Figure record listings:
= = =

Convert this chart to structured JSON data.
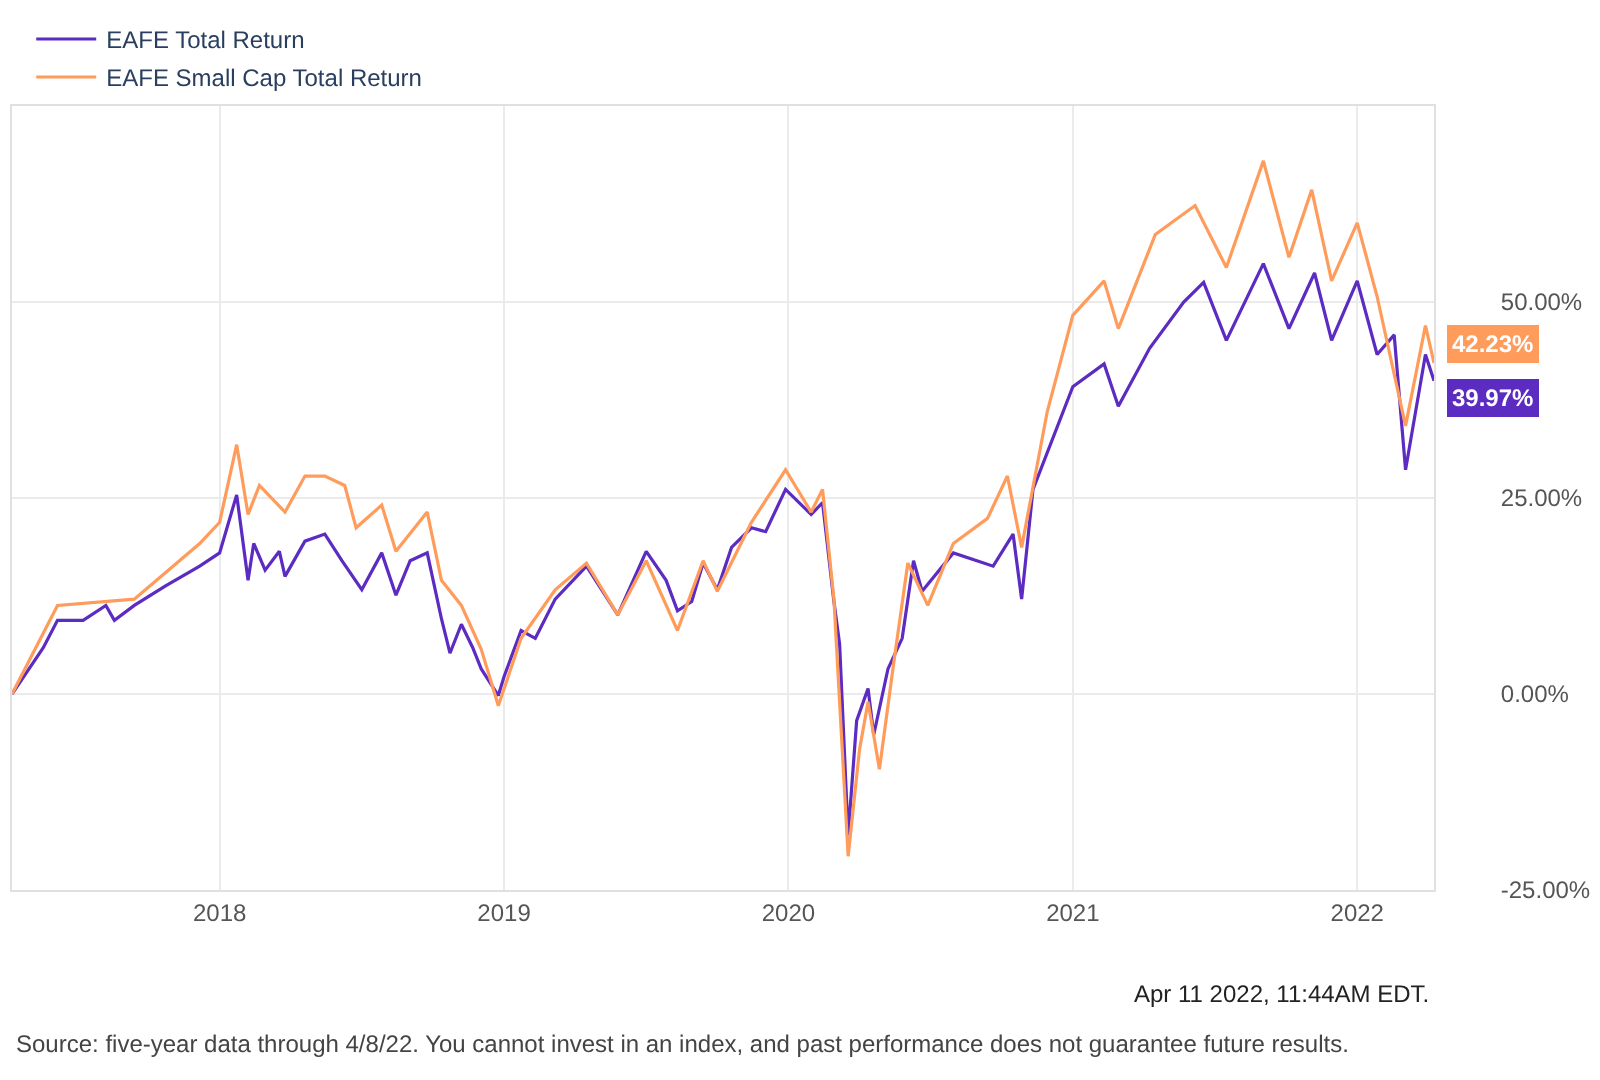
{
  "chart_data": {
    "type": "line",
    "series": [
      {
        "name": "EAFE Total Return",
        "color": "#5b2bc2",
        "x": [
          2017.27,
          2017.38,
          2017.43,
          2017.52,
          2017.6,
          2017.63,
          2017.7,
          2017.81,
          2017.93,
          2018.0,
          2018.06,
          2018.1,
          2018.12,
          2018.16,
          2018.21,
          2018.23,
          2018.3,
          2018.37,
          2018.43,
          2018.5,
          2018.57,
          2018.62,
          2018.67,
          2018.73,
          2018.78,
          2018.81,
          2018.85,
          2018.89,
          2018.92,
          2018.98,
          2019.0,
          2019.06,
          2019.11,
          2019.18,
          2019.29,
          2019.4,
          2019.5,
          2019.57,
          2019.61,
          2019.66,
          2019.7,
          2019.75,
          2019.8,
          2019.87,
          2019.92,
          2019.99,
          2020.08,
          2020.12,
          2020.16,
          2020.18,
          2020.21,
          2020.24,
          2020.28,
          2020.3,
          2020.35,
          2020.4,
          2020.44,
          2020.47,
          2020.58,
          2020.72,
          2020.79,
          2020.82,
          2020.86,
          2021.0,
          2021.11,
          2021.16,
          2021.27,
          2021.39,
          2021.46,
          2021.54,
          2021.67,
          2021.76,
          2021.85,
          2021.91,
          2022.0,
          2022.07,
          2022.13,
          2022.17,
          2022.24,
          2022.27
        ],
        "values": [
          0,
          5.9,
          9.4,
          9.4,
          11.3,
          9.4,
          11.3,
          13.8,
          16.3,
          18.0,
          25.4,
          14.5,
          19.2,
          15.8,
          18.2,
          15.0,
          19.5,
          20.4,
          17.0,
          13.3,
          18.0,
          12.6,
          17.0,
          18.0,
          9.6,
          5.2,
          8.9,
          5.9,
          3.2,
          -0.2,
          2.2,
          8.1,
          7.1,
          12.1,
          16.3,
          10.1,
          18.2,
          14.5,
          10.6,
          11.8,
          16.7,
          13.3,
          18.7,
          21.2,
          20.7,
          26.1,
          22.9,
          24.4,
          11.8,
          6.4,
          -18.0,
          -3.4,
          0.7,
          -5.2,
          3.2,
          7.1,
          17.0,
          13.1,
          18.0,
          16.3,
          20.4,
          12.1,
          26.1,
          39.2,
          42.1,
          36.7,
          44.1,
          50.0,
          52.5,
          45.1,
          54.9,
          46.6,
          53.7,
          45.1,
          52.7,
          43.3,
          45.8,
          28.6,
          43.3,
          39.97
        ],
        "value_labels": [
          null,
          null,
          null,
          null,
          null,
          null,
          null,
          null,
          null,
          null,
          null,
          null,
          null,
          null,
          null,
          null,
          null,
          null,
          null,
          null,
          null,
          null,
          null,
          null,
          null,
          null,
          null,
          null,
          null,
          null,
          null,
          null,
          null,
          null,
          null,
          null,
          null,
          null,
          null,
          null,
          null,
          null,
          null,
          null,
          null,
          null,
          null,
          null,
          null,
          null,
          null,
          null,
          null,
          null,
          null,
          null,
          null,
          null,
          null,
          null,
          null,
          null,
          null,
          null,
          null,
          null,
          null,
          null,
          null,
          null,
          null,
          null,
          null,
          null,
          null,
          null,
          null,
          null,
          null,
          "39.97%"
        ]
      },
      {
        "name": "EAFE Small Cap Total Return",
        "color": "#ff9c5b",
        "x": [
          2017.27,
          2017.43,
          2017.7,
          2017.93,
          2018.0,
          2018.06,
          2018.1,
          2018.14,
          2018.23,
          2018.3,
          2018.37,
          2018.44,
          2018.48,
          2018.57,
          2018.62,
          2018.73,
          2018.78,
          2018.85,
          2018.92,
          2018.98,
          2019.06,
          2019.18,
          2019.29,
          2019.4,
          2019.5,
          2019.61,
          2019.7,
          2019.75,
          2019.87,
          2019.99,
          2020.08,
          2020.12,
          2020.16,
          2020.21,
          2020.25,
          2020.28,
          2020.32,
          2020.37,
          2020.42,
          2020.49,
          2020.58,
          2020.7,
          2020.77,
          2020.82,
          2020.91,
          2021.0,
          2021.11,
          2021.16,
          2021.29,
          2021.43,
          2021.54,
          2021.67,
          2021.76,
          2021.84,
          2021.91,
          2022.0,
          2022.07,
          2022.17,
          2022.24,
          2022.27
        ],
        "values": [
          0,
          11.3,
          12.1,
          19.2,
          21.9,
          31.8,
          22.9,
          26.6,
          23.2,
          27.8,
          27.8,
          26.6,
          21.2,
          24.1,
          18.2,
          23.2,
          14.5,
          11.3,
          5.7,
          -1.5,
          7.1,
          13.3,
          16.7,
          10.1,
          17.0,
          8.1,
          17.0,
          13.1,
          21.9,
          28.6,
          23.2,
          26.1,
          12.1,
          -20.7,
          -7.1,
          -1.0,
          -9.6,
          3.9,
          16.7,
          11.3,
          19.2,
          22.4,
          27.8,
          18.7,
          36.0,
          48.3,
          52.7,
          46.6,
          58.6,
          62.3,
          54.4,
          68.0,
          55.7,
          64.3,
          52.7,
          60.1,
          50.7,
          34.2,
          47.0,
          42.23
        ],
        "value_labels": [
          null,
          null,
          null,
          null,
          null,
          null,
          null,
          null,
          null,
          null,
          null,
          null,
          null,
          null,
          null,
          null,
          null,
          null,
          null,
          null,
          null,
          null,
          null,
          null,
          null,
          null,
          null,
          null,
          null,
          null,
          null,
          null,
          null,
          null,
          null,
          null,
          null,
          null,
          null,
          null,
          null,
          null,
          null,
          null,
          null,
          null,
          null,
          null,
          null,
          null,
          null,
          null,
          null,
          null,
          null,
          null,
          null,
          null,
          null,
          "42.23%"
        ]
      }
    ],
    "xlim": [
      2017.27,
      2022.27
    ],
    "xticks": [
      {
        "value": 2018,
        "label": "2018"
      },
      {
        "value": 2019,
        "label": "2019"
      },
      {
        "value": 2020,
        "label": "2020"
      },
      {
        "value": 2021,
        "label": "2021"
      },
      {
        "value": 2022,
        "label": "2022"
      }
    ],
    "ylim": [
      -25,
      75
    ],
    "yticks": [
      {
        "value": -25,
        "label": "-25.00%"
      },
      {
        "value": 0,
        "label": "0.00%"
      },
      {
        "value": 25,
        "label": "25.00%"
      },
      {
        "value": 50,
        "label": "50.00%"
      }
    ],
    "grid": true,
    "legend": "top left",
    "marker": "none",
    "line_style": "solid",
    "annotations": [
      "Apr 11 2022, 11:44AM EDT.",
      "Source: five-year data through 4/8/22. You cannot invest in an index, and past performance does not guarantee future results."
    ]
  }
}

= = =

Select and copy every line of the listing with the word "EAFE".

        "name": "EAFE Total Return",
        "name": "EAFE Small Cap Total Return",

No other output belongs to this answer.